• [TASK PROMPT] In how many lines of the data does the word "name" appear? Give the number by itself.

• [RECORD EXCERPTS]
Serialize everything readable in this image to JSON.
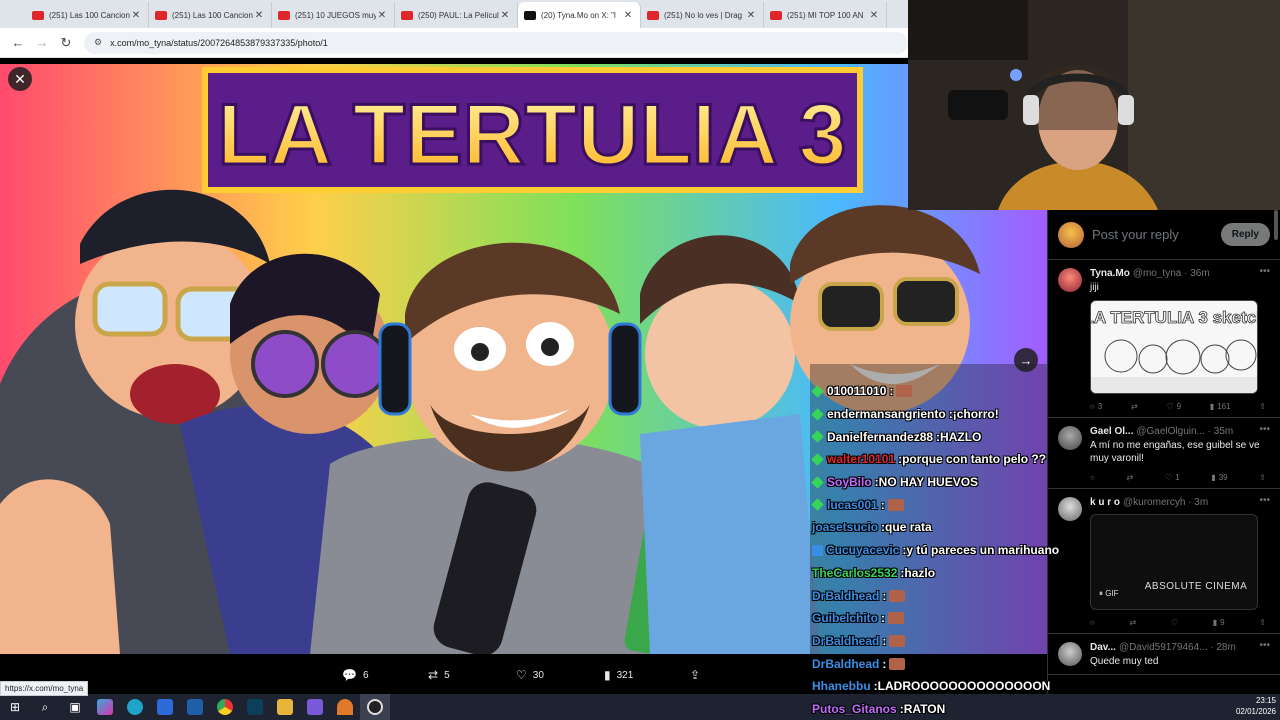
{
  "tabs": [
    {
      "title": "(251) Las 100 Cancion",
      "icon": "youtube-icon",
      "active": false
    },
    {
      "title": "(251) Las 100 Cancion",
      "icon": "youtube-icon",
      "active": false
    },
    {
      "title": "(251) 10 JUEGOS muy",
      "icon": "youtube-icon",
      "active": false
    },
    {
      "title": "(250) PAUL: La Películ",
      "icon": "youtube-icon",
      "active": false
    },
    {
      "title": "(20) Tyna.Mo on X: \"l",
      "icon": "x-icon",
      "active": true
    },
    {
      "title": "(251) No lo ves | Drag",
      "icon": "youtube-icon",
      "active": false
    },
    {
      "title": "(251) MI TOP 100 AN",
      "icon": "youtube-icon",
      "active": false
    }
  ],
  "address": {
    "url": "x.com/mo_tyna/status/2007264853879337335/photo/1"
  },
  "artwork": {
    "title": "LA TERTULIA 3"
  },
  "actions": {
    "replies": "6",
    "reposts": "5",
    "likes": "30",
    "views": "321"
  },
  "status_url": "https://x.com/mo_tyna",
  "reply_box": {
    "placeholder": "Post your reply",
    "button": "Reply"
  },
  "tweets": [
    {
      "name": "Tyna.Mo",
      "handle": "@mo_tyna · 36m",
      "text": "jiji",
      "replies": "3",
      "reposts": "",
      "likes": "9",
      "views": "161",
      "media": "LA TERTULIA 3 sketch"
    },
    {
      "name": "Gael Ol...",
      "handle": "@GaelOlguin... · 35m",
      "text": "A mí no me engañas, ese guibel se ve muy varonil!",
      "replies": "",
      "reposts": "",
      "likes": "1",
      "views": "39"
    },
    {
      "name": "k u r o",
      "handle": "@kuromercyh · 3m",
      "text": "",
      "replies": "",
      "reposts": "",
      "likes": "",
      "views": "9",
      "gif_caption": "ABSOLUTE CINEMA",
      "gif_label": "GIF"
    },
    {
      "name": "Dav...",
      "handle": "@David59179464... · 28m",
      "text": "Quede muy ted"
    }
  ],
  "chat": [
    {
      "user": "010011010",
      "sep": " :",
      "text": "",
      "user_color": "#ffffff",
      "badge": "sub",
      "emote": true
    },
    {
      "user": "endermansangriento",
      "sep": " :",
      "text": " ¡chorro!",
      "user_color": "#ffffff",
      "badge": "sub"
    },
    {
      "user": "Danielfernandez88",
      "sep": " :",
      "text": " HAZLO",
      "user_color": "#ffffff",
      "badge": "multi"
    },
    {
      "user": "walter10101",
      "sep": " :",
      "text": " porque con tanto pelo ??",
      "user_color": "#e0262a",
      "badge": "sub"
    },
    {
      "user": "SoyBilo",
      "sep": " :",
      "text": " NO HAY HUEVOS",
      "user_color": "#c06bff",
      "badge": "sub"
    },
    {
      "user": "lucas001",
      "sep": " :",
      "text": "",
      "user_color": "#3a8ee6",
      "badge": "sub",
      "emote": true
    },
    {
      "user": "joasetsucio",
      "sep": " :",
      "text": " que rata",
      "user_color": "#3a8ee6",
      "badge": ""
    },
    {
      "user": "Cucuyacevic",
      "sep": " :",
      "text": " y tú pareces un marihuano",
      "user_color": "#3a8ee6",
      "badge": "blue"
    },
    {
      "user": "TheCarlos2532",
      "sep": " :",
      "text": " hazlo",
      "user_color": "#37d45a",
      "badge": ""
    },
    {
      "user": "DrBaldhead",
      "sep": " :",
      "text": "",
      "user_color": "#3a8ee6",
      "badge": "",
      "emote": true
    },
    {
      "user": "Guibelchito",
      "sep": " :",
      "text": "",
      "user_color": "#3a8ee6",
      "badge": "",
      "emote": true
    },
    {
      "user": "DrBaldhead",
      "sep": " :",
      "text": "",
      "user_color": "#3a8ee6",
      "badge": "",
      "emote": true
    },
    {
      "user": "DrBaldhead",
      "sep": " :",
      "text": "",
      "user_color": "#3a8ee6",
      "badge": "",
      "emote": true
    },
    {
      "user": "Hhanebbu",
      "sep": " :",
      "text": " LADROOOOOOOOOOOOOON",
      "user_color": "#3a8ee6",
      "badge": ""
    },
    {
      "user": "Putos_Gitanos",
      "sep": " :",
      "text": " RATON",
      "user_color": "#c06bff",
      "badge": ""
    }
  ],
  "clock": {
    "time": "23:15",
    "date": "02/01/2026"
  }
}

• [TASK OUTPUT] 4